* _Exercise goal_:
Look at the entries below and reproduce them exactly.

* _Task inputs_:
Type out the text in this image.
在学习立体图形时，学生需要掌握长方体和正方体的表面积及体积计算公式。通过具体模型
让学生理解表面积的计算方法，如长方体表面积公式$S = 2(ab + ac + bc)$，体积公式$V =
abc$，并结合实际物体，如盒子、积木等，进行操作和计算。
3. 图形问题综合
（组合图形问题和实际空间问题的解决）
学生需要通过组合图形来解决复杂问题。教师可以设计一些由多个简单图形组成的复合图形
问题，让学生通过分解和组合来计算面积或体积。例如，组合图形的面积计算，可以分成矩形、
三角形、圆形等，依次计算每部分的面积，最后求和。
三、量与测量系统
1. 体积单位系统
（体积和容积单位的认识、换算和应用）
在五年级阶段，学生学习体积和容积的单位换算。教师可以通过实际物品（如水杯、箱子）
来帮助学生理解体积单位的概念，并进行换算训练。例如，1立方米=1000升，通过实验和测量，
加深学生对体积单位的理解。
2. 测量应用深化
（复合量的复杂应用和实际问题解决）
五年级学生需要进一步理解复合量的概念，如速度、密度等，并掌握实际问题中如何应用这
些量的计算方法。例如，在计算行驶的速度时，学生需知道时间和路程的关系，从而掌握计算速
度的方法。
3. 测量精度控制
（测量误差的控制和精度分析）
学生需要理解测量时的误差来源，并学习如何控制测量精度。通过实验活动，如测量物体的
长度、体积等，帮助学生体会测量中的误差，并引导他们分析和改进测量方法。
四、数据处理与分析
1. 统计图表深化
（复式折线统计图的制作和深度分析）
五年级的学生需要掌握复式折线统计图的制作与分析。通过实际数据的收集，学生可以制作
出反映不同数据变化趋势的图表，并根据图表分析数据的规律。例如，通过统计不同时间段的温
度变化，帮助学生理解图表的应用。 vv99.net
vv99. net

* _Result below_:
Type out the text in this image.
在学习立体图形时，学生需要掌握长方体和正方体的表面积及体积计算公式。通过具体模型
让学生理解表面积的计算方法，如长方体表面积公式$S = 2(ab + ac + bc)$，体积公式$V =
abc$，并结合实际物体，如盒子、积木等，进行操作和计算。
3. 图形问题综合
（组合图形问题和实际空间问题的解决）
学生需要通过组合图形来解决复杂问题。教师可以设计一些由多个简单图形组成的复合图形
问题，让学生通过分解和组合来计算面积或体积。例如，组合图形的面积计算，可以分成矩形、
三角形、圆形等，依次计算每部分的面积，最后求和。
三、量与测量系统
1. 体积单位系统
（体积和容积单位的认识、换算和应用）
在五年级阶段，学生学习体积和容积的单位换算。教师可以通过实际物品（如水杯、箱子）
来帮助学生理解体积单位的概念，并进行换算训练。例如，1立方米=1000升，通过实验和测量，
加深学生对体积单位的理解。
2. 测量应用深化
（复合量的复杂应用和实际问题解决）
五年级学生需要进一步理解复合量的概念，如速度、密度等，并掌握实际问题中如何应用这
些量的计算方法。例如，在计算行驶的速度时，学生需知道时间和路程的关系，从而掌握计算速
度的方法。
3. 测量精度控制
（测量误差的控制和精度分析）
学生需要理解测量时的误差来源，并学习如何控制测量精度。通过实验活动，如测量物体的
长度、体积等，帮助学生体会测量中的误差，并引导他们分析和改进测量方法。
四、数据处理与分析
1. 统计图表深化
（复式折线统计图的制作和深度分析）
五年级的学生需要掌握复式折线统计图的制作与分析。通过实际数据的收集，学生可以制作
出反映不同数据变化趋势的图表，并根据图表分析数据的规律。例如，通过统计不同时间段的温
度变化，帮助学生理解图表的应用。 vv99.net
vv99. net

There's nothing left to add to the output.